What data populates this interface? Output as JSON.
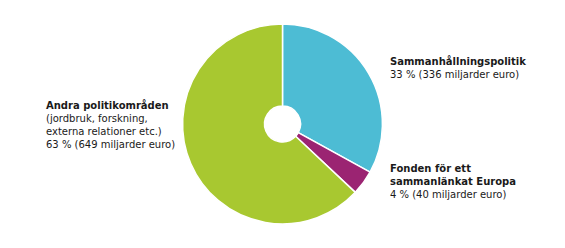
{
  "chart_data": {
    "type": "pie",
    "categories": [
      "Sammanhållningspolitik",
      "Fonden för ett\nsammanlänkat Europa",
      "Andra politikområden"
    ],
    "values": [
      33,
      4,
      63
    ],
    "value_labels": [
      "33 % (336 miljarder euro)",
      "4 % (40 miljarder euro)",
      "63 % (649 miljarder euro)"
    ],
    "colors": [
      "#4DBCD4",
      "#9B2472",
      "#A8C830"
    ],
    "annotations": [
      {
        "category": "Andra politikområden",
        "text": "(jordbruk, forskning,\nexterna relationer etc.)"
      }
    ]
  }
}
-*-*-
• What to produce
Print each entry shown above with exact wording and no pictures.

• Task response
What data populates this interface? Output as JSON.
{
  "chart_data": {
    "type": "pie",
    "categories": [
      "Sammanhållningspolitik",
      "Fonden för ett\nsammanlänkat Europa",
      "Andra politikområden"
    ],
    "values": [
      33,
      4,
      63
    ],
    "value_labels": [
      "33 % (336 miljarder euro)",
      "4 % (40 miljarder euro)",
      "63 % (649 miljarder euro)"
    ],
    "colors": [
      "#4DBCD4",
      "#9B2472",
      "#A8C830"
    ],
    "annotations": [
      {
        "category": "Andra politikområden",
        "text": "(jordbruk, forskning,\nexterna relationer etc.)"
      }
    ]
  }
}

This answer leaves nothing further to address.